Records from a collection:
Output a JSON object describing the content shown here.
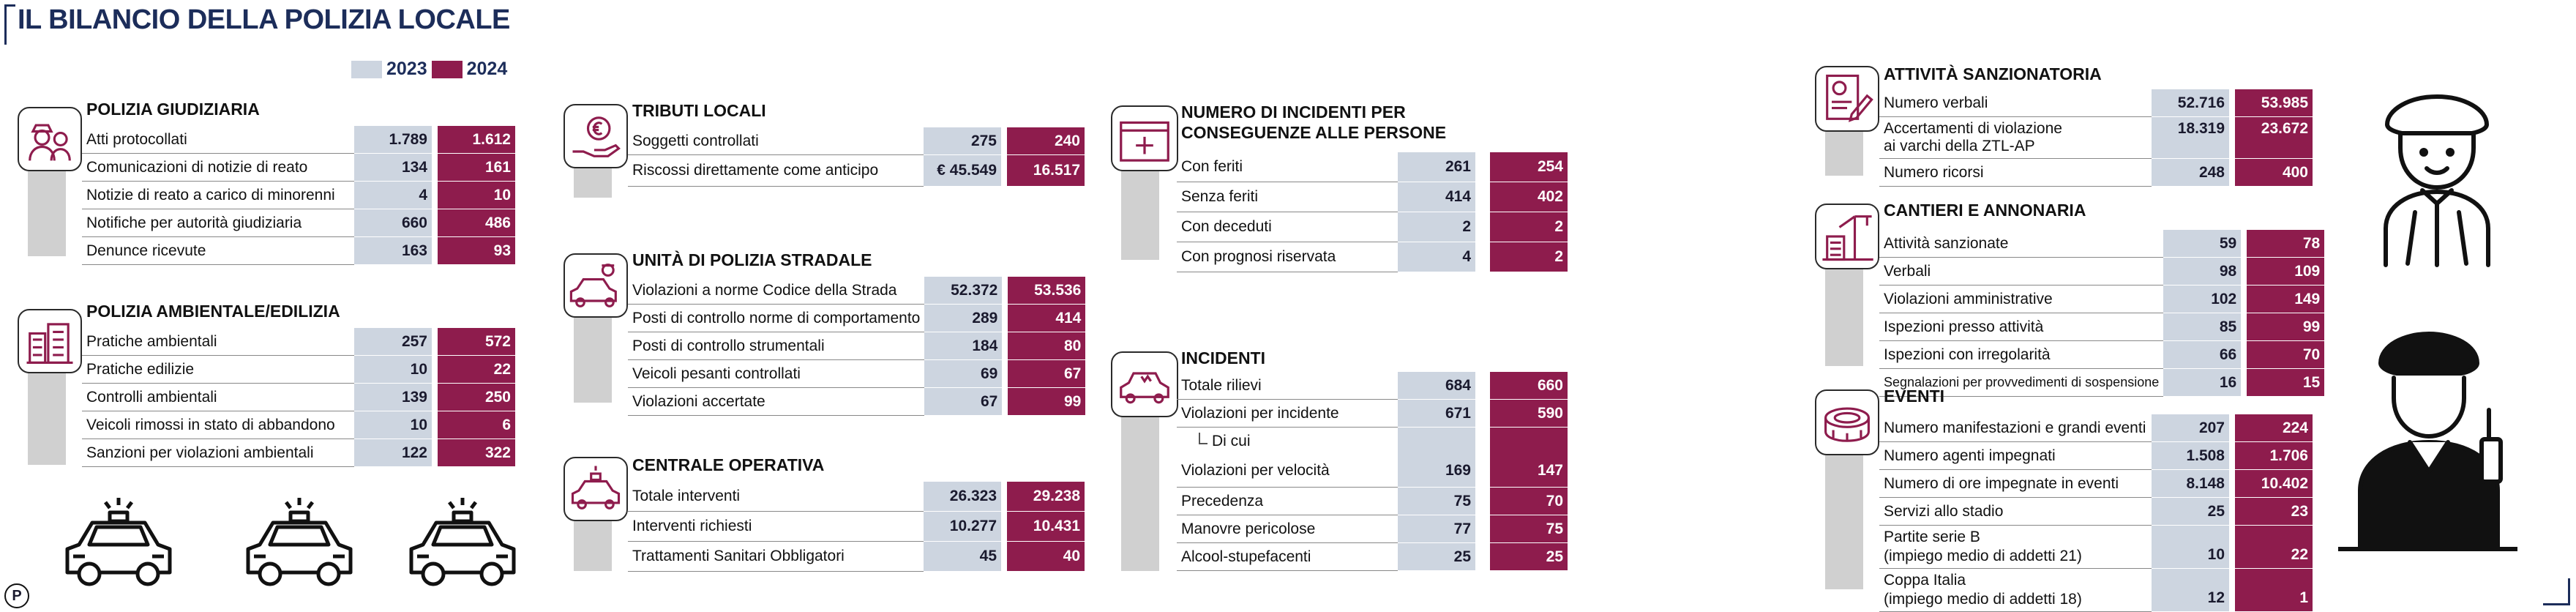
{
  "title": "IL BILANCIO DELLA POLIZIA LOCALE",
  "legend": {
    "y2023": "2023",
    "y2024": "2024"
  },
  "colors": {
    "y2023": "#cdd5e0",
    "y2024": "#8e1c4d",
    "title": "#1c2d5a"
  },
  "logo": "P",
  "sections": {
    "giudiziaria": {
      "title": "POLIZIA GIUDIZIARIA",
      "icon": "police-officers-icon",
      "rows": [
        {
          "label": "Atti protocollati",
          "v2023": "1.789",
          "v2024": "1.612"
        },
        {
          "label": "Comunicazioni di notizie di reato",
          "v2023": "134",
          "v2024": "161"
        },
        {
          "label": "Notizie di reato a carico di minorenni",
          "v2023": "4",
          "v2024": "10"
        },
        {
          "label": "Notifiche per autorità giudiziaria",
          "v2023": "660",
          "v2024": "486"
        },
        {
          "label": "Denunce ricevute",
          "v2023": "163",
          "v2024": "93"
        }
      ]
    },
    "ambientale": {
      "title": "POLIZIA AMBIENTALE/EDILIZIA",
      "icon": "buildings-icon",
      "rows": [
        {
          "label": "Pratiche ambientali",
          "v2023": "257",
          "v2024": "572"
        },
        {
          "label": "Pratiche edilizie",
          "v2023": "10",
          "v2024": "22"
        },
        {
          "label": "Controlli ambientali",
          "v2023": "139",
          "v2024": "250"
        },
        {
          "label": "Veicoli rimossi in stato di abbandono",
          "v2023": "10",
          "v2024": "6"
        },
        {
          "label": "Sanzioni per violazioni ambientali",
          "v2023": "122",
          "v2024": "322"
        }
      ]
    },
    "tributi": {
      "title": "TRIBUTI LOCALI",
      "icon": "coin-hand-icon",
      "rows": [
        {
          "label": "Soggetti controllati",
          "v2023": "275",
          "v2024": "240"
        },
        {
          "label": "Riscossi direttamente come anticipo",
          "v2023": "€ 45.549",
          "v2024": "16.517"
        }
      ]
    },
    "stradale": {
      "title": "UNITÀ DI POLIZIA STRADALE",
      "icon": "police-car-officer-icon",
      "rows": [
        {
          "label": "Violazioni a norme Codice della Strada",
          "v2023": "52.372",
          "v2024": "53.536"
        },
        {
          "label": "Posti di controllo norme di comportamento",
          "v2023": "289",
          "v2024": "414"
        },
        {
          "label": "Posti di controllo strumentali",
          "v2023": "184",
          "v2024": "80"
        },
        {
          "label": "Veicoli pesanti controllati",
          "v2023": "69",
          "v2024": "67"
        },
        {
          "label": "Violazioni accertate",
          "v2023": "67",
          "v2024": "99"
        }
      ]
    },
    "centrale": {
      "title": "CENTRALE OPERATIVA",
      "icon": "police-car-icon",
      "rows": [
        {
          "label": "Totale interventi",
          "v2023": "26.323",
          "v2024": "29.238"
        },
        {
          "label": "Interventi richiesti",
          "v2023": "10.277",
          "v2024": "10.431"
        },
        {
          "label": "Trattamenti Sanitari Obbligatori",
          "v2023": "45",
          "v2024": "40"
        }
      ]
    },
    "incidenti_persone": {
      "title_line1": "NUMERO DI INCIDENTI PER",
      "title_line2": "CONSEGUENZE ALLE PERSONE",
      "icon": "first-aid-icon",
      "rows": [
        {
          "label": "Con feriti",
          "v2023": "261",
          "v2024": "254"
        },
        {
          "label": "Senza feriti",
          "v2023": "414",
          "v2024": "402"
        },
        {
          "label": "Con deceduti",
          "v2023": "2",
          "v2024": "2"
        },
        {
          "label": "Con prognosi riservata",
          "v2023": "4",
          "v2024": "2"
        }
      ]
    },
    "incidenti": {
      "title": "INCIDENTI",
      "icon": "crashed-car-icon",
      "rows": [
        {
          "label": "Totale rilievi",
          "v2023": "684",
          "v2024": "660"
        },
        {
          "label": "Violazioni per incidente",
          "v2023": "671",
          "v2024": "590"
        },
        {
          "label": "Di cui",
          "v2023": "",
          "v2024": ""
        },
        {
          "label": "Violazioni per velocità",
          "v2023": "169",
          "v2024": "147"
        },
        {
          "label": "Precedenza",
          "v2023": "75",
          "v2024": "70"
        },
        {
          "label": "Manovre pericolose",
          "v2023": "77",
          "v2024": "75"
        },
        {
          "label": "Alcool-stupefacenti",
          "v2023": "25",
          "v2024": "25"
        }
      ]
    },
    "sanzionatoria": {
      "title": "ATTIVITÀ SANZIONATORIA",
      "icon": "document-pen-icon",
      "rows": [
        {
          "label": "Numero verbali",
          "v2023": "52.716",
          "v2024": "53.985"
        },
        {
          "label": "Accertamenti di violazione",
          "label2": "ai varchi della ZTL-AP",
          "v2023": "18.319",
          "v2024": "23.672"
        },
        {
          "label": "Numero ricorsi",
          "v2023": "248",
          "v2024": "400"
        }
      ]
    },
    "cantieri": {
      "title": "CANTIERI E ANNONARIA",
      "icon": "construction-icon",
      "rows": [
        {
          "label": "Attività sanzionate",
          "v2023": "59",
          "v2024": "78"
        },
        {
          "label": "Verbali",
          "v2023": "98",
          "v2024": "109"
        },
        {
          "label": "Violazioni amministrative",
          "v2023": "102",
          "v2024": "149"
        },
        {
          "label": "Ispezioni presso attività",
          "v2023": "85",
          "v2024": "99"
        },
        {
          "label": "Ispezioni con irregolarità",
          "v2023": "66",
          "v2024": "70"
        },
        {
          "label": "Segnalazioni per provvedimenti di sospensione",
          "v2023": "16",
          "v2024": "15"
        }
      ]
    },
    "eventi": {
      "title": "EVENTI",
      "icon": "stadium-icon",
      "rows": [
        {
          "label": "Numero manifestazioni e grandi eventi",
          "v2023": "207",
          "v2024": "224"
        },
        {
          "label": "Numero agenti impegnati",
          "v2023": "1.508",
          "v2024": "1.706"
        },
        {
          "label": "Numero di ore impegnate in eventi",
          "v2023": "8.148",
          "v2024": "10.402"
        },
        {
          "label": "Servizi allo stadio",
          "v2023": "25",
          "v2024": "23"
        },
        {
          "label": "Partite serie B",
          "label2": "(impiego medio di addetti 21)",
          "v2023": "10",
          "v2024": "22"
        },
        {
          "label": "Coppa Italia",
          "label2": "(impiego medio di addetti 18)",
          "v2023": "12",
          "v2024": "1"
        }
      ]
    }
  }
}
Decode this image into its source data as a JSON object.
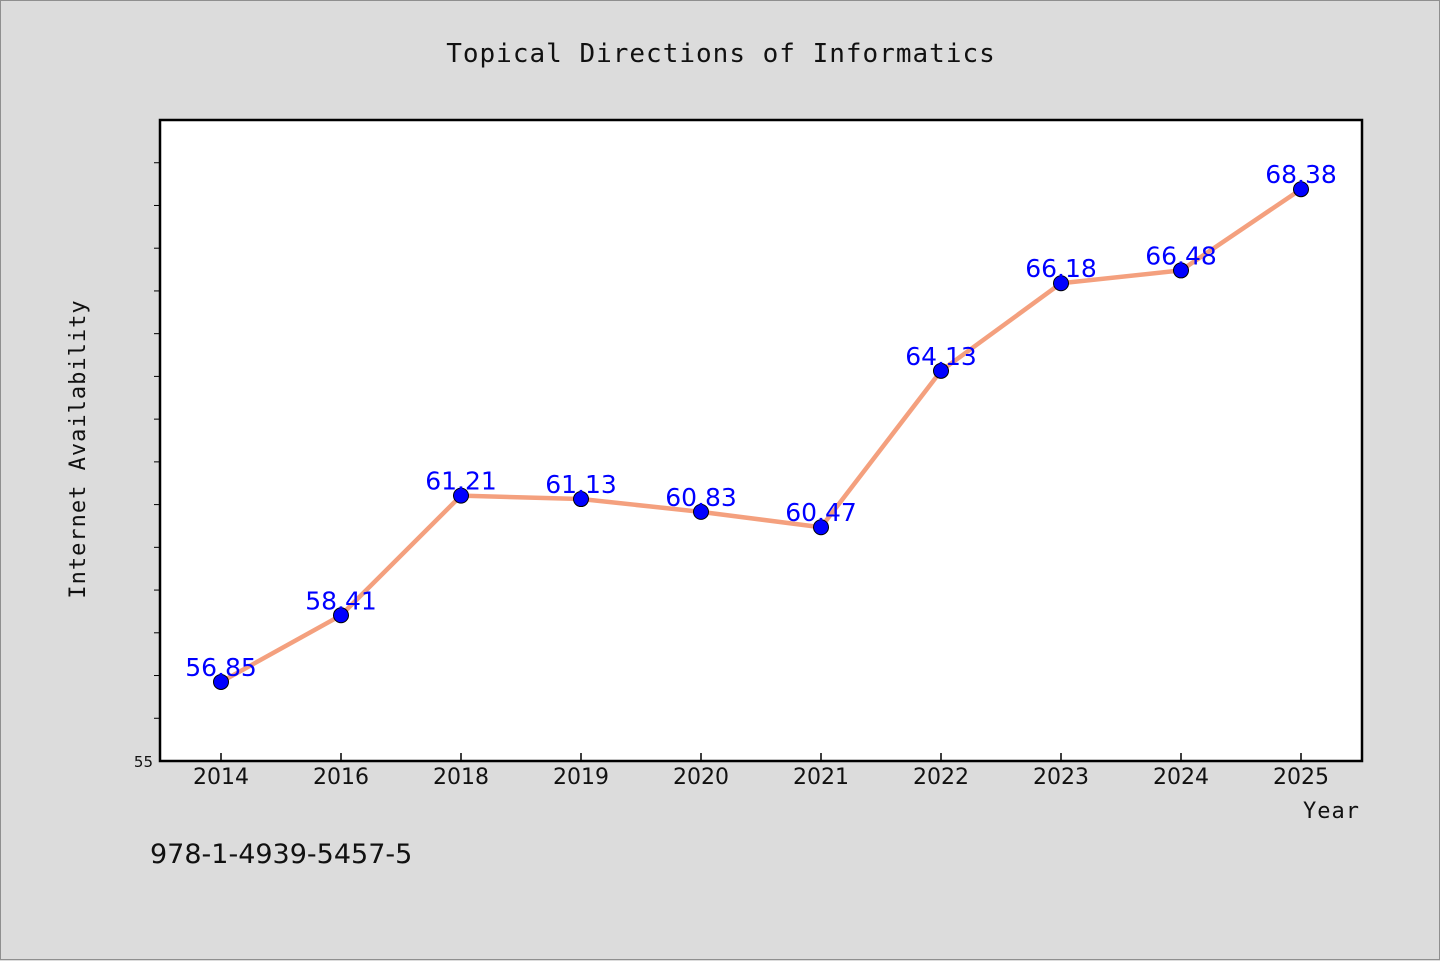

## TASK INSTRUCTIONS
Copy every line in the records above that contains the word "controllo".

## ANSWER FOR THE TASK
          "label": "Posti di controllo norme di comportamento",
          "label": "Posti di controllo strumentali",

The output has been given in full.